● Written task: Here are some entries; quote each one exactly.
━━ Exercise data
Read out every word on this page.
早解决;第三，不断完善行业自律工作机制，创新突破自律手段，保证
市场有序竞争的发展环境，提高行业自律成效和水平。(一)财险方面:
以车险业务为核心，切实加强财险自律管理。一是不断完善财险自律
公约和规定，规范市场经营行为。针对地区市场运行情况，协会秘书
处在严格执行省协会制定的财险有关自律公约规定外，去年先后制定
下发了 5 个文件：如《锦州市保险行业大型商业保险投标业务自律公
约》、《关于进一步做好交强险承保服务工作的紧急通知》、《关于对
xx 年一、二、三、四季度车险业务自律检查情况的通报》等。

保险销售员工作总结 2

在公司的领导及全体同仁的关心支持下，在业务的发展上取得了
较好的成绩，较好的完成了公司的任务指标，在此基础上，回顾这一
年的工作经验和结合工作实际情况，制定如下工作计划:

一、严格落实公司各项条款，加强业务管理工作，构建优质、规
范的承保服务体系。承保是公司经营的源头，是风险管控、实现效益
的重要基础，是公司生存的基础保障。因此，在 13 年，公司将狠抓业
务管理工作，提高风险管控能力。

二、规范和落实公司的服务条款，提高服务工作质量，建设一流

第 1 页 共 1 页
━━━━
● Complete output:
Read out every word on this page.
早解决;第三，不断完善行业自律工作机制，创新突破自律手段，保证
市场有序竞争的发展环境，提高行业自律成效和水平。(一)财险方面:
以车险业务为核心，切实加强财险自律管理。一是不断完善财险自律
公约和规定，规范市场经营行为。针对地区市场运行情况，协会秘书
处在严格执行省协会制定的财险有关自律公约规定外，去年先后制定
下发了 5 个文件：如《锦州市保险行业大型商业保险投标业务自律公
约》、《关于进一步做好交强险承保服务工作的紧急通知》、《关于对
xx 年一、二、三、四季度车险业务自律检查情况的通报》等。

保险销售员工作总结 2

在公司的领导及全体同仁的关心支持下，在业务的发展上取得了
较好的成绩，较好的完成了公司的任务指标，在此基础上，回顾这一
年的工作经验和结合工作实际情况，制定如下工作计划:

一、严格落实公司各项条款，加强业务管理工作，构建优质、规
范的承保服务体系。承保是公司经营的源头，是风险管控、实现效益
的重要基础，是公司生存的基础保障。因此，在 13 年，公司将狠抓业
务管理工作，提高风险管控能力。

二、规范和落实公司的服务条款，提高服务工作质量，建设一流

第 1 页 共 1 页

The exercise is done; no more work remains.